_SHORT PROBLEM 1_. In the DCDW thread, how many complete cycles does countFrequency() time by default?

====== PASSAGE ======

Hardcore hackers jump in, build a DCDW circuit, sling some code, have fun!


AltairLabs

Received OOK radio links from SparkFun.  The interrupt driven software is pointless for OOK links, bkoz in absence of a TX signal the RX chases its detector right down into the thermal noise and the data out pin dithers randomly. Main Loop() ends up going off every time to countFrequency(), might as well code it that way instead of wasting an interrupt.  Also we can now use any Arduino data pin.

The good newz is the code reads the identical TX pulse rate thru the OOK radio link as it does hardwired.  This is bkoz the function countFrequency() measures time for 100 (or your number) of complete cycles instead of just measuring pulse width.

AltairLabs

Demo sketch for DCDW Two Button Remote

Code: [Select]
// Dirt Cheap Dumb Wireless  (DCDW)
// Deomo code for DCDW Two Button Remote
// 2011 Jan 09   by AltairLabs <http://www.altair.org>
// This example code is in the public domain.
//
// visit Dirt Cheap Dumb Wireless   www.DCDWireless.com
// for more open source DCDW hardware and software
// Set up DCDW PCB for Two Button Remote
// Oscillator frequencies in this demo use
// Osc A = 0.01 uF and 220k ohms
// Osc B = 0.01 uF and 100k ohms
// Osc C not used, no need to populate these parts
//
// visit Arduino   www.arduino.cc
// for great open source microcontroller hardware and software
//
// declare stuff
int normLED = 13;      // the on-off LED is digital pin 13
int RXpin = 2;         // DCDW data link on digital pin 2
int pulses = 100;      // total number of pulses to time
int pulse;             // pulse count
unsigned long timeout= 10000;   // microsecs for pulseIn() to wait before giving up
unsigned long t0;      // start time hack
unsigned long time;    // delay in millisec
unsigned long duration;  // length of one pulse
long frequency;        // frequency of pulse train
boolean debug = false;   // true = more verbose

void setup()
{
 pinMode(normLED, OUTPUT);        // optional, used for demo only
 pinMode(RXpin, INPUT);           // set RX pin to input
 Serial.begin(9600);              // start up the serial communications USART
 Serial.println(" ");             // test the comm port
 Serial.println("Good morning, Dr. Chandra.  This is HALduino.");    
}


void loop()
{
// DCDW code starts here
 digitalWrite(normLED, HIGH);  // debug: set normLED on before counting freq
 frequency = countFrequency();
 digitalWrite(normLED, LOW);   // debug: set normLED off when done counting
// end of DCDW receive, now display result
 if (debug) {
   Serial.print("Heard Freq = ");  Serial.println(frequency);                
   if (frequency < -1) {
     Serial.print(" (abandoned on pulse) ");
   }
 }
// Anything you want to do with "frequency" goes here
 if (frequency > 764 && frequency < 845) {
   Serial.print("Heard Button A ");  Serial.println(frequency);                
 }
 if (frequency > 1662 && frequency < 1842) {
   Serial.print("Heard Button B ");  Serial.println(frequency);                
 }

// Everything else you want to do goes here
 Serial.println(" . ");                
 delay(1000);
}
 
long countFrequency ()

======

_SHORT PROBLEM 2_. Switch "interactable" to "clickable" in the listing lines starting at the one with "square-g3[interactable] xyxy=(195,232,221,258)" and ending at the one with "black-pawn: ♟ xyxy=(95,130,116,155)", and write out only those lines with nothing else changed.

====== RECORDS SUPPLIED ======

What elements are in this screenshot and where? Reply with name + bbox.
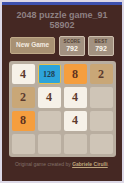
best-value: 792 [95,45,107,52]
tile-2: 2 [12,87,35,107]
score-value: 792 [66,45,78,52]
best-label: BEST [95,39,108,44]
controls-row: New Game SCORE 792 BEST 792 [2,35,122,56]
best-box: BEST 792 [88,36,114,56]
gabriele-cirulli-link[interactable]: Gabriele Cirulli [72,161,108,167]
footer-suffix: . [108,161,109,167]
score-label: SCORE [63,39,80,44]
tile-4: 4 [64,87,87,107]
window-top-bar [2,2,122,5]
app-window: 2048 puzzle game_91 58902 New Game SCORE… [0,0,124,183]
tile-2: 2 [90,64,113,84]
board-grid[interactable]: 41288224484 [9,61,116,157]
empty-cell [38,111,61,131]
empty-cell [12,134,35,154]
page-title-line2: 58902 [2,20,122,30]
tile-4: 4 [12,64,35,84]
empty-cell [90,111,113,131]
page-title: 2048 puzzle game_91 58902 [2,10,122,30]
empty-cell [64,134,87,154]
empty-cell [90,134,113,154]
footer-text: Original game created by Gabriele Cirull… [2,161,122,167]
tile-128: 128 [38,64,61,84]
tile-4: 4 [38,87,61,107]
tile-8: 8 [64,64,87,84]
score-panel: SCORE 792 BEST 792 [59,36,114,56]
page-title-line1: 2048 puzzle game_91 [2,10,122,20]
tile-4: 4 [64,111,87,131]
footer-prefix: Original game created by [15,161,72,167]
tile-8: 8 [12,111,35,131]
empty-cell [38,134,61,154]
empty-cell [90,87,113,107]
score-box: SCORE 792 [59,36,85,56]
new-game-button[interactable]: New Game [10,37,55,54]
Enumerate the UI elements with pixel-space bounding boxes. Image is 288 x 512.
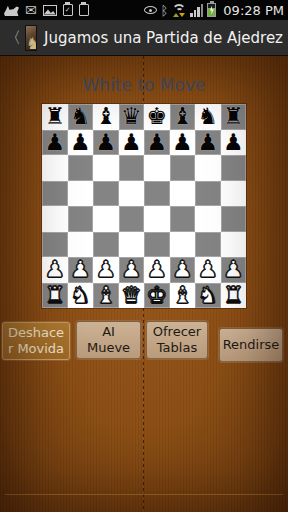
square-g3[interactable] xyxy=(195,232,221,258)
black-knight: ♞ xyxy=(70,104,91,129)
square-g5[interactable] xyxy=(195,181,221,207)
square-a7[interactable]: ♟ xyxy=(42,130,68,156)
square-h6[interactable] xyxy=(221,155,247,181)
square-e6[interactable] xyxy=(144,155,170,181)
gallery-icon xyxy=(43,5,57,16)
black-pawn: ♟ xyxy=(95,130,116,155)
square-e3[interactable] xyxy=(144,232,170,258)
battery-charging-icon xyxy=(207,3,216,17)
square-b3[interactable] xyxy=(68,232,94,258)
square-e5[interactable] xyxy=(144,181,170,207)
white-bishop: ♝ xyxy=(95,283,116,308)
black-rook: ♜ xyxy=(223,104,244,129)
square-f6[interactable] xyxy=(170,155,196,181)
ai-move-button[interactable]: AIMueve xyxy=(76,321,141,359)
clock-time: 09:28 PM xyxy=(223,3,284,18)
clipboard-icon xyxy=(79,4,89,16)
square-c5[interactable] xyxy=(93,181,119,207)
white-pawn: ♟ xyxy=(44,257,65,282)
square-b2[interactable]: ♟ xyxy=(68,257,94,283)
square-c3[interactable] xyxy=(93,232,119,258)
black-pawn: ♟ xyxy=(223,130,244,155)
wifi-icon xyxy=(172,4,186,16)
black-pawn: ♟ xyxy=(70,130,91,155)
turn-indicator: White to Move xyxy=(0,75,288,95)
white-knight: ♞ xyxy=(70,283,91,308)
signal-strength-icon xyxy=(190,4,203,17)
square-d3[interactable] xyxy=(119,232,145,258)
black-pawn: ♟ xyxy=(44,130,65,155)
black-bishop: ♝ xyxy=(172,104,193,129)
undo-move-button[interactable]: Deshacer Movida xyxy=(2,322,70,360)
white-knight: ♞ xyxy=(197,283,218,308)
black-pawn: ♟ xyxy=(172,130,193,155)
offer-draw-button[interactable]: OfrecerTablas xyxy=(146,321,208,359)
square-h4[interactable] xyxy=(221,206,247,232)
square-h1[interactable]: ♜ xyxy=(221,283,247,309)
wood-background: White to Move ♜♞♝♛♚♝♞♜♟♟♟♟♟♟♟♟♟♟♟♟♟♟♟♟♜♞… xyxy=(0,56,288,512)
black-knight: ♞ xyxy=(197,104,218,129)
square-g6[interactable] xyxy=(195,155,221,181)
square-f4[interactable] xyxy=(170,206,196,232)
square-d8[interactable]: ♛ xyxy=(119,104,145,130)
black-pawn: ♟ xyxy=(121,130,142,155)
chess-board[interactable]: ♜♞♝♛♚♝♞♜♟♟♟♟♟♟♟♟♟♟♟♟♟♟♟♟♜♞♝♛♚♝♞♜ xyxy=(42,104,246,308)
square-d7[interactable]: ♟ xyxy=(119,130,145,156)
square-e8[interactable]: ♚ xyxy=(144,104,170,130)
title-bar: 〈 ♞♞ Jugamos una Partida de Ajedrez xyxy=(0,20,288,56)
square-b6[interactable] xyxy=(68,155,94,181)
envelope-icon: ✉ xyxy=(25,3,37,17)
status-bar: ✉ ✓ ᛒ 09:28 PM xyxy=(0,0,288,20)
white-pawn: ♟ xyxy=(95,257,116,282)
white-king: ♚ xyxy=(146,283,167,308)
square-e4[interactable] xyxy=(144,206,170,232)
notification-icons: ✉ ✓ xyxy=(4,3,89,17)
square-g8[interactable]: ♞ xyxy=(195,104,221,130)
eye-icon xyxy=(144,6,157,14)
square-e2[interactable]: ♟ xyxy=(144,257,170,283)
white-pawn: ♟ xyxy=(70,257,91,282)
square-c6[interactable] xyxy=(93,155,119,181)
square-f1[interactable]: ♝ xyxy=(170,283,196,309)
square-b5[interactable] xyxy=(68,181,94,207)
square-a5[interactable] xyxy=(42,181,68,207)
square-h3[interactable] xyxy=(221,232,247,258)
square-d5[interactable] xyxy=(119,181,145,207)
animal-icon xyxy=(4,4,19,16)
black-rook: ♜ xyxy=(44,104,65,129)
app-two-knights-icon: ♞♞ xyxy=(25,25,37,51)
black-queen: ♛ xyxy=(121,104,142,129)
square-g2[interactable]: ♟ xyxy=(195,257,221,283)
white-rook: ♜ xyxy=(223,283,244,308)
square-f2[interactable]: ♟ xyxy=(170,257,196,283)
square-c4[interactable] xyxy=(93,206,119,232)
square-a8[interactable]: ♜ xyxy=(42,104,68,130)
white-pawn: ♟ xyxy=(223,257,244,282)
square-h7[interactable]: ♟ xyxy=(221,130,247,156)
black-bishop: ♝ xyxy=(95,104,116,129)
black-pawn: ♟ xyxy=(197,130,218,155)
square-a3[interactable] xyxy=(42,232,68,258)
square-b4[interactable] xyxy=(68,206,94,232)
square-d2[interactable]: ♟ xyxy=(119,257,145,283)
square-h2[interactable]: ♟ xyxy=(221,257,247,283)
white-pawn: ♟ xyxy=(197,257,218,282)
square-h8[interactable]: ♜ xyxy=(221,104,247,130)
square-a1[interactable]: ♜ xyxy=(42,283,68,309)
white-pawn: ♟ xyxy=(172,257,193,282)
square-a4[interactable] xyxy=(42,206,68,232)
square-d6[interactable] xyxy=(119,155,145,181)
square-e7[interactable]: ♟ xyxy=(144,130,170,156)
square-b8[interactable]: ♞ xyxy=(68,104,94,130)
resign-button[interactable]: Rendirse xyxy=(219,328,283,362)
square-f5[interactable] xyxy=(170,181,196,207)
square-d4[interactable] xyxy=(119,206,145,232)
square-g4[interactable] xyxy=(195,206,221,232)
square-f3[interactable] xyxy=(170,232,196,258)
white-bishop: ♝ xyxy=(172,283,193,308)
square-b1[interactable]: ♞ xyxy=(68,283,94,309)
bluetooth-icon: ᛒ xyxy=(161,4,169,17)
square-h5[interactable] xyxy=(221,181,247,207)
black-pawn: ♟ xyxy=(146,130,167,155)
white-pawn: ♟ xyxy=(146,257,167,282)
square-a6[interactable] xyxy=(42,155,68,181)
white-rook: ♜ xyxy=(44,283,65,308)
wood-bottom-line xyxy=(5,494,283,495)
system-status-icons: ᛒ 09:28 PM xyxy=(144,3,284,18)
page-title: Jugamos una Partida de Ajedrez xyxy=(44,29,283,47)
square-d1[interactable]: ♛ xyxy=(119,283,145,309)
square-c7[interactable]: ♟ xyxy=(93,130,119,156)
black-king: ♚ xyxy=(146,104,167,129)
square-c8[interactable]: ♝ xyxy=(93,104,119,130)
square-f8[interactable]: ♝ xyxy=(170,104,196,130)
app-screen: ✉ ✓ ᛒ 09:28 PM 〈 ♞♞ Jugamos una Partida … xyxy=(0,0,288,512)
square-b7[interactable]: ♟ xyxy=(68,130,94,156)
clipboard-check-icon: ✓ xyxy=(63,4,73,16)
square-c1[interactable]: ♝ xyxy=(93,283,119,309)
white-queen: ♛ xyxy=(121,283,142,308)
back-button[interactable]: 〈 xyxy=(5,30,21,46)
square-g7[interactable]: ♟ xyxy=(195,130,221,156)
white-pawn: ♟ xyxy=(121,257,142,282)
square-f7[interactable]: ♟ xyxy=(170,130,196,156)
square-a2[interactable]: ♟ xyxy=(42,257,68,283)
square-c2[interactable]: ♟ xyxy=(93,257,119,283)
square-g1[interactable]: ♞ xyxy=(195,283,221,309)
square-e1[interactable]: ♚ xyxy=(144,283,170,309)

======

_CORRECT RESULT 1_. 100 complete cycles.

_CORRECT RESULT 2_.
square-g3[clickable] xyxy=(195,232,221,258)
black-knight: ♞ xyxy=(70,104,91,129)
square-g5[clickable] xyxy=(195,181,221,207)
square-a7[clickable]: ♟ xyxy=(42,130,68,156)
square-h6[clickable] xyxy=(221,155,247,181)
square-e6[clickable] xyxy=(144,155,170,181)
gallery-icon xyxy=(43,5,57,16)
black-pawn: ♟ xyxy=(95,130,116,155)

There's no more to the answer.